### Work instructions:
Write out every entry exactly as it stands.

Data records

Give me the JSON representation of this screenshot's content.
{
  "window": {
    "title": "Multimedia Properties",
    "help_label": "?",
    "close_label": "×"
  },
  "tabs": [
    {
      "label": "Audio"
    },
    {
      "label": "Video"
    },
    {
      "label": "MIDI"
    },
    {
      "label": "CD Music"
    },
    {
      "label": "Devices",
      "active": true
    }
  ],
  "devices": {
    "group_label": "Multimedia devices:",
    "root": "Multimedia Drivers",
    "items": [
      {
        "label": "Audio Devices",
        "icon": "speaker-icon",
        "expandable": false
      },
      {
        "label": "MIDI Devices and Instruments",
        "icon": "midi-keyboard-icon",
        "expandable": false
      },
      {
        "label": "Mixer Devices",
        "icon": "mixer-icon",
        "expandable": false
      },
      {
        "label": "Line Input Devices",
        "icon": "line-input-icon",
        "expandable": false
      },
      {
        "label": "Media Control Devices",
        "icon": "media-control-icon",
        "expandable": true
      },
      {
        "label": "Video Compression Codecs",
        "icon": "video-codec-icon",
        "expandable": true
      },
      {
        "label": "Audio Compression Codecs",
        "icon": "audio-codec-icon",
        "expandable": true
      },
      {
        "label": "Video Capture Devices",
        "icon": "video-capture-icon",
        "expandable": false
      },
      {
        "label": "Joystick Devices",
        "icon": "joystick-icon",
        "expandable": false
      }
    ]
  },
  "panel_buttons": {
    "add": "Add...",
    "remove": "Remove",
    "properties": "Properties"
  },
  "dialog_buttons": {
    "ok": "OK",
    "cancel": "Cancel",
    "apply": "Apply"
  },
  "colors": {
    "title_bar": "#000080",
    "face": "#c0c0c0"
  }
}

### Task output:
Give me the JSON representation of this screenshot's content.
{
  "window": {
    "title": "Multimedia Properties",
    "help_label": "?",
    "close_label": "×"
  },
  "tabs": [
    {
      "label": "Audio"
    },
    {
      "label": "Video"
    },
    {
      "label": "MIDI"
    },
    {
      "label": "CD Music"
    },
    {
      "label": "Devices",
      "active": true
    }
  ],
  "devices": {
    "group_label": "Multimedia devices:",
    "root": "Multimedia Drivers",
    "items": [
      {
        "label": "Audio Devices",
        "icon": "speaker-icon",
        "expandable": false
      },
      {
        "label": "MIDI Devices and Instruments",
        "icon": "midi-keyboard-icon",
        "expandable": false
      },
      {
        "label": "Mixer Devices",
        "icon": "mixer-icon",
        "expandable": false
      },
      {
        "label": "Line Input Devices",
        "icon": "line-input-icon",
        "expandable": false
      },
      {
        "label": "Media Control Devices",
        "icon": "media-control-icon",
        "expandable": true
      },
      {
        "label": "Video Compression Codecs",
        "icon": "video-codec-icon",
        "expandable": true
      },
      {
        "label": "Audio Compression Codecs",
        "icon": "audio-codec-icon",
        "expandable": true
      },
      {
        "label": "Video Capture Devices",
        "icon": "video-capture-icon",
        "expandable": false
      },
      {
        "label": "Joystick Devices",
        "icon": "joystick-icon",
        "expandable": false
      }
    ]
  },
  "panel_buttons": {
    "add": "Add...",
    "remove": "Remove",
    "properties": "Properties"
  },
  "dialog_buttons": {
    "ok": "OK",
    "cancel": "Cancel",
    "apply": "Apply"
  },
  "colors": {
    "title_bar": "#000080",
    "face": "#c0c0c0"
  }
}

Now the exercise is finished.